(The exercise): In full and without deviation, write out the entries that follow.

==== Task data

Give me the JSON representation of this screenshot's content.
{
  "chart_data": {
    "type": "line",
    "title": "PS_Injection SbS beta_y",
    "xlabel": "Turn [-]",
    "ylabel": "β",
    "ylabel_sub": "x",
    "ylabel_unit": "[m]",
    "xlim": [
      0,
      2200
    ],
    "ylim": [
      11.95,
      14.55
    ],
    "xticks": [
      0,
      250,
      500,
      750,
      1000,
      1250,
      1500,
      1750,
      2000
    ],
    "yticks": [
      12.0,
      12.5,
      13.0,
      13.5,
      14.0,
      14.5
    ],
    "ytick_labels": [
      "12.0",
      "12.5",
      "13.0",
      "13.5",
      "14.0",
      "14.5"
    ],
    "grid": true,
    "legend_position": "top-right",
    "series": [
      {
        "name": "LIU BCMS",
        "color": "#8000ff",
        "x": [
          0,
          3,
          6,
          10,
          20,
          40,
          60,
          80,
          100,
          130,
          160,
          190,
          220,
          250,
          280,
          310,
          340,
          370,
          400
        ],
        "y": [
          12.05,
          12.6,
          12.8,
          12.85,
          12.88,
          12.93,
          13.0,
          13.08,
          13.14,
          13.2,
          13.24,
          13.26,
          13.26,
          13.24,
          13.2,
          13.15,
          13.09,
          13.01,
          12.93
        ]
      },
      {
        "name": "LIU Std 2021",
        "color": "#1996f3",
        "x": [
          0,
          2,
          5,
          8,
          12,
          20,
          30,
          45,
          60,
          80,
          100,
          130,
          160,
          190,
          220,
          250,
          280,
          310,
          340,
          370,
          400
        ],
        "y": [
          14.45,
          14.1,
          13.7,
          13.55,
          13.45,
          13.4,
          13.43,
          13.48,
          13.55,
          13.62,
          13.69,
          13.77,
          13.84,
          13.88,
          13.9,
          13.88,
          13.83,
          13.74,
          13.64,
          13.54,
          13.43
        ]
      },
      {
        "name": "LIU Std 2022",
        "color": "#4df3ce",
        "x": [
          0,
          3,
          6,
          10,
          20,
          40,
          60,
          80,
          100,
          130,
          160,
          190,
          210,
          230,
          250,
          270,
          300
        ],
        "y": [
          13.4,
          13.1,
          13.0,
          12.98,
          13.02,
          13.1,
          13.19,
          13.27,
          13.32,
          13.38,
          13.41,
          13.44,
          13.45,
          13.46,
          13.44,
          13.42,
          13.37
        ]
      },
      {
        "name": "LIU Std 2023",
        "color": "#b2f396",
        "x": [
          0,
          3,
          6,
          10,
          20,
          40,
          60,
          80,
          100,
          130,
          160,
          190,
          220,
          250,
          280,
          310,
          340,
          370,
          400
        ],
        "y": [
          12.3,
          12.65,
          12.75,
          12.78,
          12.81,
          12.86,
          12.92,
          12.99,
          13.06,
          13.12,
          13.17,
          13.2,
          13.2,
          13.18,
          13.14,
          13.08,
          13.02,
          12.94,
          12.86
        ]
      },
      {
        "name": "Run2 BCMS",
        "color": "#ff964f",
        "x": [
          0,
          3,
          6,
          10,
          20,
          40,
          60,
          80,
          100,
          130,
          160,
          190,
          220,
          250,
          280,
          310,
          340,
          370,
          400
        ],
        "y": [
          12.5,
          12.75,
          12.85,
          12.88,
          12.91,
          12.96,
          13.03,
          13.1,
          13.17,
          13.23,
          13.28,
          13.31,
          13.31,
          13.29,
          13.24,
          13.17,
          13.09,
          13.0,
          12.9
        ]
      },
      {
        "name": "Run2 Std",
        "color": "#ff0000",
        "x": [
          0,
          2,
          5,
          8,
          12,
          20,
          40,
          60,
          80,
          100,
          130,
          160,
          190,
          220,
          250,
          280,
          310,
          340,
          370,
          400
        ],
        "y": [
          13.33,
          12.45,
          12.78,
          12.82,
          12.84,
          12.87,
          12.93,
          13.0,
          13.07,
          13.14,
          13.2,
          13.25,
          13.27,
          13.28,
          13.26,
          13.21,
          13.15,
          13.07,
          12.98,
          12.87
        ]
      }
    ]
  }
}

========

(Answer to this task):
Give me the JSON representation of this screenshot's content.
{
  "chart_data": {
    "type": "line",
    "title": "PS_Injection SbS beta_y",
    "xlabel": "Turn [-]",
    "ylabel": "β",
    "ylabel_sub": "x",
    "ylabel_unit": "[m]",
    "xlim": [
      0,
      2200
    ],
    "ylim": [
      11.95,
      14.55
    ],
    "xticks": [
      0,
      250,
      500,
      750,
      1000,
      1250,
      1500,
      1750,
      2000
    ],
    "yticks": [
      12.0,
      12.5,
      13.0,
      13.5,
      14.0,
      14.5
    ],
    "ytick_labels": [
      "12.0",
      "12.5",
      "13.0",
      "13.5",
      "14.0",
      "14.5"
    ],
    "grid": true,
    "legend_position": "top-right",
    "series": [
      {
        "name": "LIU BCMS",
        "color": "#8000ff",
        "x": [
          0,
          3,
          6,
          10,
          20,
          40,
          60,
          80,
          100,
          130,
          160,
          190,
          220,
          250,
          280,
          310,
          340,
          370,
          400
        ],
        "y": [
          12.05,
          12.6,
          12.8,
          12.85,
          12.88,
          12.93,
          13.0,
          13.08,
          13.14,
          13.2,
          13.24,
          13.26,
          13.26,
          13.24,
          13.2,
          13.15,
          13.09,
          13.01,
          12.93
        ]
      },
      {
        "name": "LIU Std 2021",
        "color": "#1996f3",
        "x": [
          0,
          2,
          5,
          8,
          12,
          20,
          30,
          45,
          60,
          80,
          100,
          130,
          160,
          190,
          220,
          250,
          280,
          310,
          340,
          370,
          400
        ],
        "y": [
          14.45,
          14.1,
          13.7,
          13.55,
          13.45,
          13.4,
          13.43,
          13.48,
          13.55,
          13.62,
          13.69,
          13.77,
          13.84,
          13.88,
          13.9,
          13.88,
          13.83,
          13.74,
          13.64,
          13.54,
          13.43
        ]
      },
      {
        "name": "LIU Std 2022",
        "color": "#4df3ce",
        "x": [
          0,
          3,
          6,
          10,
          20,
          40,
          60,
          80,
          100,
          130,
          160,
          190,
          210,
          230,
          250,
          270,
          300
        ],
        "y": [
          13.4,
          13.1,
          13.0,
          12.98,
          13.02,
          13.1,
          13.19,
          13.27,
          13.32,
          13.38,
          13.41,
          13.44,
          13.45,
          13.46,
          13.44,
          13.42,
          13.37
        ]
      },
      {
        "name": "LIU Std 2023",
        "color": "#b2f396",
        "x": [
          0,
          3,
          6,
          10,
          20,
          40,
          60,
          80,
          100,
          130,
          160,
          190,
          220,
          250,
          280,
          310,
          340,
          370,
          400
        ],
        "y": [
          12.3,
          12.65,
          12.75,
          12.78,
          12.81,
          12.86,
          12.92,
          12.99,
          13.06,
          13.12,
          13.17,
          13.2,
          13.2,
          13.18,
          13.14,
          13.08,
          13.02,
          12.94,
          12.86
        ]
      },
      {
        "name": "Run2 BCMS",
        "color": "#ff964f",
        "x": [
          0,
          3,
          6,
          10,
          20,
          40,
          60,
          80,
          100,
          130,
          160,
          190,
          220,
          250,
          280,
          310,
          340,
          370,
          400
        ],
        "y": [
          12.5,
          12.75,
          12.85,
          12.88,
          12.91,
          12.96,
          13.03,
          13.1,
          13.17,
          13.23,
          13.28,
          13.31,
          13.31,
          13.29,
          13.24,
          13.17,
          13.09,
          13.0,
          12.9
        ]
      },
      {
        "name": "Run2 Std",
        "color": "#ff0000",
        "x": [
          0,
          2,
          5,
          8,
          12,
          20,
          40,
          60,
          80,
          100,
          130,
          160,
          190,
          220,
          250,
          280,
          310,
          340,
          370,
          400
        ],
        "y": [
          13.33,
          12.45,
          12.78,
          12.82,
          12.84,
          12.87,
          12.93,
          13.0,
          13.07,
          13.14,
          13.2,
          13.25,
          13.27,
          13.28,
          13.26,
          13.21,
          13.15,
          13.07,
          12.98,
          12.87
        ]
      }
    ]
  }
}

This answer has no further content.